[Start THE DATA]

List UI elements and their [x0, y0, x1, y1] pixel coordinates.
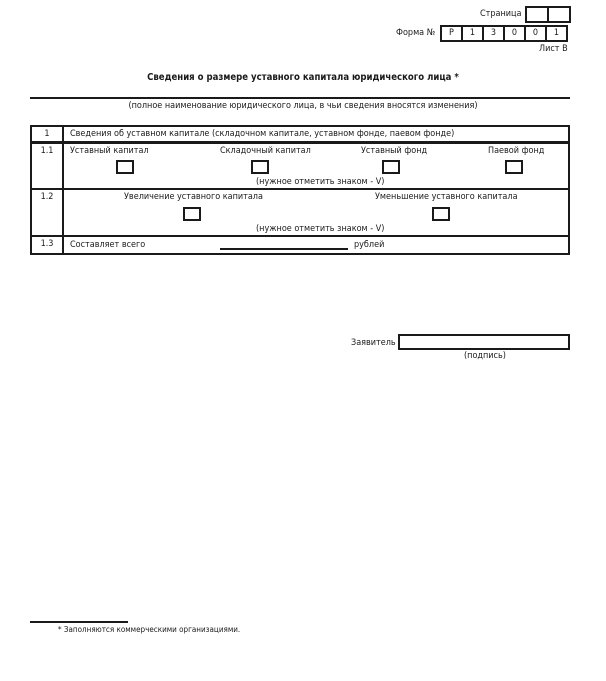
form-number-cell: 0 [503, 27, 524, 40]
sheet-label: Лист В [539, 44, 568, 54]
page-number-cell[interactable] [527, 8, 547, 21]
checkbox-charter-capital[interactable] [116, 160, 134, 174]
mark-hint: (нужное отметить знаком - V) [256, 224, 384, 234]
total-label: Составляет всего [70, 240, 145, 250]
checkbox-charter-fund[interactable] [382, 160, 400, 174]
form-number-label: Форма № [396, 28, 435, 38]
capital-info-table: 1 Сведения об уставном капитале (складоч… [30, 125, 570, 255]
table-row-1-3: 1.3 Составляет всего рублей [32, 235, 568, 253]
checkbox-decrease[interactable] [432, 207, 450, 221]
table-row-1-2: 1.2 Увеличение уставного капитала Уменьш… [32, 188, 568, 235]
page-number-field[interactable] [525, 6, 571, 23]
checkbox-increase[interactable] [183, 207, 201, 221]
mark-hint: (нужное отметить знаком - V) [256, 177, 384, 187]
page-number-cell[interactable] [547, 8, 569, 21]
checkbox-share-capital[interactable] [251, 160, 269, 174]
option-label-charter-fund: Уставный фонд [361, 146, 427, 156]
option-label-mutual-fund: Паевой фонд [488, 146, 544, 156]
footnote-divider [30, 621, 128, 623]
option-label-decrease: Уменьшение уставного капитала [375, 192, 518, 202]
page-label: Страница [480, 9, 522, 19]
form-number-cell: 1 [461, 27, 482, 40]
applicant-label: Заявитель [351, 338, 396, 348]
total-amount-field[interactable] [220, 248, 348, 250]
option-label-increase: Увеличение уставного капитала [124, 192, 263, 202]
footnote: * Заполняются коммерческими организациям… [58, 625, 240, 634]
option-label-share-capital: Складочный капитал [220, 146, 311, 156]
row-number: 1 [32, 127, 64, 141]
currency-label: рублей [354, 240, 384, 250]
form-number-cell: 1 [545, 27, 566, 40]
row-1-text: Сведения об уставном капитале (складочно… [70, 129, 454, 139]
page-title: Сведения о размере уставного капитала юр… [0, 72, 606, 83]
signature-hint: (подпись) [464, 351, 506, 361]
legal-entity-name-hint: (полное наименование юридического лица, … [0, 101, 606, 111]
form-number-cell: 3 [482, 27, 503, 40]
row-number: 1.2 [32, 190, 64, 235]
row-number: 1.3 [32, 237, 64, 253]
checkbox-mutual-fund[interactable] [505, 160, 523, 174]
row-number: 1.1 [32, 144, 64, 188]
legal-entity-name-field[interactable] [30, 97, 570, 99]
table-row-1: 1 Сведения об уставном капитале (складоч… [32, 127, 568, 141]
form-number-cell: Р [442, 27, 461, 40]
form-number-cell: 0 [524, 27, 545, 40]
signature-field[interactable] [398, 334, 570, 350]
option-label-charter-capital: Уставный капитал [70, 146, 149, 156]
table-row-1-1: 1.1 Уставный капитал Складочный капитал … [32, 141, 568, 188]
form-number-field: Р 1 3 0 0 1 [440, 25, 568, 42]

[End THE DATA]

§ YOUR TASK: Gather each line of the material above that contains the string "charter". Treat uppercase and lowercase letters as distinct.

§ RESULT OF THIS TASK:
checkbox-charter-capital[interactable] [116, 160, 134, 174]
checkbox-charter-fund[interactable] [382, 160, 400, 174]
option-label-charter-fund: Уставный фонд [361, 146, 427, 156]
option-label-charter-capital: Уставный капитал [70, 146, 149, 156]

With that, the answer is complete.